Exercise prompt — Your task is to copy the material exactly.

--- Source material ---

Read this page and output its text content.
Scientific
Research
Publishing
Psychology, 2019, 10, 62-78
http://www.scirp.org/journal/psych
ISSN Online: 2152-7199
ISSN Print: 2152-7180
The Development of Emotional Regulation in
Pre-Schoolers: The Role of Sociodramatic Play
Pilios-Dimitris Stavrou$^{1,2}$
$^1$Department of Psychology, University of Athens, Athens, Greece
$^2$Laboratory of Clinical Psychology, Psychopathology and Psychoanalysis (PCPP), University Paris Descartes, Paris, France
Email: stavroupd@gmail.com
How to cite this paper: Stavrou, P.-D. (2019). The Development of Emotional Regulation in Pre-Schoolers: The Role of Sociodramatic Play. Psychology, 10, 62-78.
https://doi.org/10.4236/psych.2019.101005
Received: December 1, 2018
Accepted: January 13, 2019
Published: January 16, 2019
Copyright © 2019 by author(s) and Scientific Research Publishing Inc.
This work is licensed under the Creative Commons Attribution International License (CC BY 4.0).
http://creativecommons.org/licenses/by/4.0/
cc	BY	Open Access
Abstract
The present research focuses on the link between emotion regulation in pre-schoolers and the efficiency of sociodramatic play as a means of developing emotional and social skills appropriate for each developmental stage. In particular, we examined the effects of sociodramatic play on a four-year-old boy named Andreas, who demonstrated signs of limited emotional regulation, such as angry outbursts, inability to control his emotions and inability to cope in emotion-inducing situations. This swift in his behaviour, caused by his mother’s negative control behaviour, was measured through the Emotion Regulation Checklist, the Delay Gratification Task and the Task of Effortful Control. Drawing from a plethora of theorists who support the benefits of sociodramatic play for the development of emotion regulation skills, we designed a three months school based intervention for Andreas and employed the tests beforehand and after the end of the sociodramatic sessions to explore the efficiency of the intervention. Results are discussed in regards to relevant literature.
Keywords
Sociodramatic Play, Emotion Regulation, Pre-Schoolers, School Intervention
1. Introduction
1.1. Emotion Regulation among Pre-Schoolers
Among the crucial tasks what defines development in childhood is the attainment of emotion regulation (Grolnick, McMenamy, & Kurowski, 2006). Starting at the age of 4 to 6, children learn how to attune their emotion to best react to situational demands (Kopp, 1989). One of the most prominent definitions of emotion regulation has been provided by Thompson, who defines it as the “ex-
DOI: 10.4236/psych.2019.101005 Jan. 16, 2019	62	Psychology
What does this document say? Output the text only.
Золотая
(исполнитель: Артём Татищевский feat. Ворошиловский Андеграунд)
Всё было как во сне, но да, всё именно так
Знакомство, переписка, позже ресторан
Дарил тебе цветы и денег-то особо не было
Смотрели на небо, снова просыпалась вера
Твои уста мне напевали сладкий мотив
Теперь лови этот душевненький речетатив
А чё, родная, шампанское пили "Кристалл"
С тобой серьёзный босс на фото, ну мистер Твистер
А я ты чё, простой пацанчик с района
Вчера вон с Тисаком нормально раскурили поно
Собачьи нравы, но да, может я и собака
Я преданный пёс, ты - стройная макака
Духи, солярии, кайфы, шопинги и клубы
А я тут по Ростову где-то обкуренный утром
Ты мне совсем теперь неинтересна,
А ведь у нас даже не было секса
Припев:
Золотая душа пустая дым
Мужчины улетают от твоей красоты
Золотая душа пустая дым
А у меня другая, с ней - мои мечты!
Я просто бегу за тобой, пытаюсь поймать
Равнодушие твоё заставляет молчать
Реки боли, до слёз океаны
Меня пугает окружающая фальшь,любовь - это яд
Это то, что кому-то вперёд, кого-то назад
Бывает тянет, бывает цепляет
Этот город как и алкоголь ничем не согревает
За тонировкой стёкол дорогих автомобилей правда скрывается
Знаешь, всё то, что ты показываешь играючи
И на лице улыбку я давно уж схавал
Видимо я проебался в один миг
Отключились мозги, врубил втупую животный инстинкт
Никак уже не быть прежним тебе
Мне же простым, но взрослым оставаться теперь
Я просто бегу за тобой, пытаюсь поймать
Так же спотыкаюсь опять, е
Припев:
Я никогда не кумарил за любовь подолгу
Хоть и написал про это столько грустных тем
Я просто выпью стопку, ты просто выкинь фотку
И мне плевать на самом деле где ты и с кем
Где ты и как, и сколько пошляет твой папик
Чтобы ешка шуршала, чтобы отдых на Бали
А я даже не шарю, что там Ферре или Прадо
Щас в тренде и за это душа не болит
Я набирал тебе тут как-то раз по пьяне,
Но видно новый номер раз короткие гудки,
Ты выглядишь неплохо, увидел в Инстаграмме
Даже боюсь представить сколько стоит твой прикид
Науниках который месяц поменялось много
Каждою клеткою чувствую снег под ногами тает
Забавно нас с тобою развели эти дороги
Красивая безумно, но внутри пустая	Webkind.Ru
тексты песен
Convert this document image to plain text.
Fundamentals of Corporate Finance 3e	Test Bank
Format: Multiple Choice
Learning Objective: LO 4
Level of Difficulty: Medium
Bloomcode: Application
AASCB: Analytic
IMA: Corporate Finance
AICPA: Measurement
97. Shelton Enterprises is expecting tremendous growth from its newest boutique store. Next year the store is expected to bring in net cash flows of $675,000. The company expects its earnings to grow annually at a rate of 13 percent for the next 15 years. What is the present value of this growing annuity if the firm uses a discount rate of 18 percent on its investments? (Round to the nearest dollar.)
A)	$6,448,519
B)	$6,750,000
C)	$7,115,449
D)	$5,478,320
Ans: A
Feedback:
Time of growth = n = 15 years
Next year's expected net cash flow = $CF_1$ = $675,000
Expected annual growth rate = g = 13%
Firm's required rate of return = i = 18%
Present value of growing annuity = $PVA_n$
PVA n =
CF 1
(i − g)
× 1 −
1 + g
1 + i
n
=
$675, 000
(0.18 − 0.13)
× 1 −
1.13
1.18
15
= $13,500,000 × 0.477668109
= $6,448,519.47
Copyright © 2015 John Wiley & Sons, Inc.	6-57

---

Result —
Read this page and output its text content.
Scientific
Research
Publishing
Psychology, 2019, 10, 62-78
http://www.scirp.org/journal/psych
ISSN Online: 2152-7199
ISSN Print: 2152-7180
The Development of Emotional Regulation in
Pre-Schoolers: The Role of Sociodramatic Play
Pilios-Dimitris Stavrou$^{1,2}$
$^1$Department of Psychology, University of Athens, Athens, Greece
$^2$Laboratory of Clinical Psychology, Psychopathology and Psychoanalysis (PCPP), University Paris Descartes, Paris, France
Email: stavroupd@gmail.com
How to cite this paper: Stavrou, P.-D. (2019). The Development of Emotional Regulation in Pre-Schoolers: The Role of Sociodramatic Play. Psychology, 10, 62-78.
https://doi.org/10.4236/psych.2019.101005
Received: December 1, 2018
Accepted: January 13, 2019
Published: January 16, 2019
Copyright © 2019 by author(s) and Scientific Research Publishing Inc.
This work is licensed under the Creative Commons Attribution International License (CC BY 4.0).
http://creativecommons.org/licenses/by/4.0/
cc	BY	Open Access
Abstract
The present research focuses on the link between emotion regulation in pre-schoolers and the efficiency of sociodramatic play as a means of developing emotional and social skills appropriate for each developmental stage. In particular, we examined the effects of sociodramatic play on a four-year-old boy named Andreas, who demonstrated signs of limited emotional regulation, such as angry outbursts, inability to control his emotions and inability to cope in emotion-inducing situations. This swift in his behaviour, caused by his mother’s negative control behaviour, was measured through the Emotion Regulation Checklist, the Delay Gratification Task and the Task of Effortful Control. Drawing from a plethora of theorists who support the benefits of sociodramatic play for the development of emotion regulation skills, we designed a three months school based intervention for Andreas and employed the tests beforehand and after the end of the sociodramatic sessions to explore the efficiency of the intervention. Results are discussed in regards to relevant literature.
Keywords
Sociodramatic Play, Emotion Regulation, Pre-Schoolers, School Intervention
1. Introduction
1.1. Emotion Regulation among Pre-Schoolers
Among the crucial tasks what defines development in childhood is the attainment of emotion regulation (Grolnick, McMenamy, & Kurowski, 2006). Starting at the age of 4 to 6, children learn how to attune their emotion to best react to situational demands (Kopp, 1989). One of the most prominent definitions of emotion regulation has been provided by Thompson, who defines it as the “ex-
DOI: 10.4236/psych.2019.101005 Jan. 16, 2019	62	Psychology
What does this document say? Output the text only.
Золотая
(исполнитель: Артём Татищевский feat. Ворошиловский Андеграунд)
Всё было как во сне, но да, всё именно так
Знакомство, переписка, позже ресторан
Дарил тебе цветы и денег-то особо не было
Смотрели на небо, снова просыпалась вера
Твои уста мне напевали сладкий мотив
Теперь лови этот душевненький речетатив
А чё, родная, шампанское пили "Кристалл"
С тобой серьёзный босс на фото, ну мистер Твистер
А я ты чё, простой пацанчик с района
Вчера вон с Тисаком нормально раскурили поно
Собачьи нравы, но да, может я и собака
Я преданный пёс, ты - стройная макака
Духи, солярии, кайфы, шопинги и клубы
А я тут по Ростову где-то обкуренный утром
Ты мне совсем теперь неинтересна,
А ведь у нас даже не было секса
Припев:
Золотая душа пустая дым
Мужчины улетают от твоей красоты
Золотая душа пустая дым
А у меня другая, с ней - мои мечты!
Я просто бегу за тобой, пытаюсь поймать
Равнодушие твоё заставляет молчать
Реки боли, до слёз океаны
Меня пугает окружающая фальшь,любовь - это яд
Это то, что кому-то вперёд, кого-то назад
Бывает тянет, бывает цепляет
Этот город как и алкоголь ничем не согревает
За тонировкой стёкол дорогих автомобилей правда скрывается
Знаешь, всё то, что ты показываешь играючи
И на лице улыбку я давно уж схавал
Видимо я проебался в один миг
Отключились мозги, врубил втупую животный инстинкт
Никак уже не быть прежним тебе
Мне же простым, но взрослым оставаться теперь
Я просто бегу за тобой, пытаюсь поймать
Так же спотыкаюсь опять, е
Припев:
Я никогда не кумарил за любовь подолгу
Хоть и написал про это столько грустных тем
Я просто выпью стопку, ты просто выкинь фотку
И мне плевать на самом деле где ты и с кем
Где ты и как, и сколько пошляет твой папик
Чтобы ешка шуршала, чтобы отдых на Бали
А я даже не шарю, что там Ферре или Прадо
Щас в тренде и за это душа не болит
Я набирал тебе тут как-то раз по пьяне,
Но видно новый номер раз короткие гудки,
Ты выглядишь неплохо, увидел в Инстаграмме
Даже боюсь представить сколько стоит твой прикид
Науниках который месяц поменялось много
Каждою клеткою чувствую снег под ногами тает
Забавно нас с тобою развели эти дороги
Красивая безумно, но внутри пустая	Webkind.Ru
тексты песен
Convert this document image to plain text.
Fundamentals of Corporate Finance 3e	Test Bank
Format: Multiple Choice
Learning Objective: LO 4
Level of Difficulty: Medium
Bloomcode: Application
AASCB: Analytic
IMA: Corporate Finance
AICPA: Measurement
97. Shelton Enterprises is expecting tremendous growth from its newest boutique store. Next year the store is expected to bring in net cash flows of $675,000. The company expects its earnings to grow annually at a rate of 13 percent for the next 15 years. What is the present value of this growing annuity if the firm uses a discount rate of 18 percent on its investments? (Round to the nearest dollar.)
A)	$6,448,519
B)	$6,750,000
C)	$7,115,449
D)	$5,478,320
Ans: A
Feedback:
Time of growth = n = 15 years
Next year's expected net cash flow = $CF_1$ = $675,000
Expected annual growth rate = g = 13%
Firm's required rate of return = i = 18%
Present value of growing annuity = $PVA_n$
PVA n =
CF 1
(i − g)
× 1 −
1 + g
1 + i
n
=
$675, 000
(0.18 − 0.13)
× 1 −
1.13
1.18
15
= $13,500,000 × 0.477668109
= $6,448,519.47
Copyright © 2015 John Wiley & Sons, Inc.	6-57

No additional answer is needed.